--- Input for this task ---

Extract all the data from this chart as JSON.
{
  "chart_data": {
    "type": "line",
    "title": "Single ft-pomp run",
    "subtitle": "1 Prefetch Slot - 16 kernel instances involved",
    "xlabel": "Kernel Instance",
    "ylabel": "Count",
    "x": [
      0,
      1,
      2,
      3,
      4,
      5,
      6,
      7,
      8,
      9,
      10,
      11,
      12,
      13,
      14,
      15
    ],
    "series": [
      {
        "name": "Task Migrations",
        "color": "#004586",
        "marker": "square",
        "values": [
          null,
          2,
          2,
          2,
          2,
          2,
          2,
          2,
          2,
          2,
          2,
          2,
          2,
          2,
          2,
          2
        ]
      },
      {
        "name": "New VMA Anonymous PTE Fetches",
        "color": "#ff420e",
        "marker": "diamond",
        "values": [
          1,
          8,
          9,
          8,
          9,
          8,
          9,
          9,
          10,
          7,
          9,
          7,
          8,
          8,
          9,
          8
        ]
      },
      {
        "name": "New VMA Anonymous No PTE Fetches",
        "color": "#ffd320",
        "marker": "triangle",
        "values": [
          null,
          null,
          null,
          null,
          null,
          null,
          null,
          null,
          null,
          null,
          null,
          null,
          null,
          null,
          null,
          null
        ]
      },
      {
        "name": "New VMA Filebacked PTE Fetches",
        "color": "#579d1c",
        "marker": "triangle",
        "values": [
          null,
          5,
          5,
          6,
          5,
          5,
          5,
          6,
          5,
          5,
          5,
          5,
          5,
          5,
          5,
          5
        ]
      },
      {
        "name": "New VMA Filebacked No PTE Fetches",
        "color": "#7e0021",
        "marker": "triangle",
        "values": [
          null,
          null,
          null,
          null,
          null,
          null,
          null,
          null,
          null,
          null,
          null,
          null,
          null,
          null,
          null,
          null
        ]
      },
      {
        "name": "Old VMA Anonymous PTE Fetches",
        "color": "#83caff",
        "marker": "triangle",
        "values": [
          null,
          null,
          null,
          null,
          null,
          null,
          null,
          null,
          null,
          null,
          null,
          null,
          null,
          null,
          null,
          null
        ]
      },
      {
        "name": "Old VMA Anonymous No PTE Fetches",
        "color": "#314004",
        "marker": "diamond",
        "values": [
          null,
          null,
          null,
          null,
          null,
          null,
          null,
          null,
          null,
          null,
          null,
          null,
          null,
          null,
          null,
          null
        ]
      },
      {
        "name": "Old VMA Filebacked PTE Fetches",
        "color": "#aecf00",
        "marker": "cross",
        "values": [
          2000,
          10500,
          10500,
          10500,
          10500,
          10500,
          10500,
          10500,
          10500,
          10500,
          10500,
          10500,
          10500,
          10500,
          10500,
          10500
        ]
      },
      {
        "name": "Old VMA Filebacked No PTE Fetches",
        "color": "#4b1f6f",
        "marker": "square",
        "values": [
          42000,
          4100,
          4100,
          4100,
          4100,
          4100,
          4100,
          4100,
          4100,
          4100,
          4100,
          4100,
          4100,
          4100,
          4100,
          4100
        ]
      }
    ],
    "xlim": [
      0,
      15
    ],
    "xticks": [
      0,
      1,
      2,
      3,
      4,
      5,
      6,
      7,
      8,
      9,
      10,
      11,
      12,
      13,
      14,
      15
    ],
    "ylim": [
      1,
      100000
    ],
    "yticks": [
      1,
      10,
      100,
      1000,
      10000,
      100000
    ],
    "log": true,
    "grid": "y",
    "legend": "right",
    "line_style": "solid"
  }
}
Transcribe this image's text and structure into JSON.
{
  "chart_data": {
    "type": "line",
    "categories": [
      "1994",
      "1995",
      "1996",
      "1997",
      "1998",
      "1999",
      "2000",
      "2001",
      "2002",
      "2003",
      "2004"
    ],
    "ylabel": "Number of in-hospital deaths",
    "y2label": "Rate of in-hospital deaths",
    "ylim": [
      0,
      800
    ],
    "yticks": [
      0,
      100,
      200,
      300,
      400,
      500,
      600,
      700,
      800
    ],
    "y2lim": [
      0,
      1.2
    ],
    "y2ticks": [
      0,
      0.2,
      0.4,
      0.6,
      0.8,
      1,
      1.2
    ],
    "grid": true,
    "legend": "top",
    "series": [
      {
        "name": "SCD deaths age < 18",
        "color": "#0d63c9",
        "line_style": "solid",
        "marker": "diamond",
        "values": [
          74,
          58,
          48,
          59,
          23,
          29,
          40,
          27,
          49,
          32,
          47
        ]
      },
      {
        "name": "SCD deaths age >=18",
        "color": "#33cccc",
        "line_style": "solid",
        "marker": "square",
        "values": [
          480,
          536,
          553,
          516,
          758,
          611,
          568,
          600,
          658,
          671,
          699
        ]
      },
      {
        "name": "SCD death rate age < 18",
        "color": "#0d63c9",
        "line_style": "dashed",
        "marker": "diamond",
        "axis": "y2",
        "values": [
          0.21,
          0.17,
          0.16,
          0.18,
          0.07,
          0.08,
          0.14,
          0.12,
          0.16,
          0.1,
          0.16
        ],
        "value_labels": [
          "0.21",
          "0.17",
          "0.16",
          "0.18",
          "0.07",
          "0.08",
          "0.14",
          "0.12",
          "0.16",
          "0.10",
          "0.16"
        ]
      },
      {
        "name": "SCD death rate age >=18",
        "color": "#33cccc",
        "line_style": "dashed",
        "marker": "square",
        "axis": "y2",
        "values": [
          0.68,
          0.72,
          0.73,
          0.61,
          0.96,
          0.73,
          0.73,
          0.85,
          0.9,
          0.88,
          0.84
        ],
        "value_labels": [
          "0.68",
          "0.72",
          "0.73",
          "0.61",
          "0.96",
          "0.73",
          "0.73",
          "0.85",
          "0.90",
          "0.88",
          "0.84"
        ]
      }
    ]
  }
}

---

## Given instruction
Look through the entries above and list every line containing "Anonymous".

## Full output
        "name": "New VMA Anonymous PTE Fetches",
        "name": "New VMA Anonymous No PTE Fetches",
        "name": "Old VMA Anonymous PTE Fetches",
        "name": "Old VMA Anonymous No PTE Fetches",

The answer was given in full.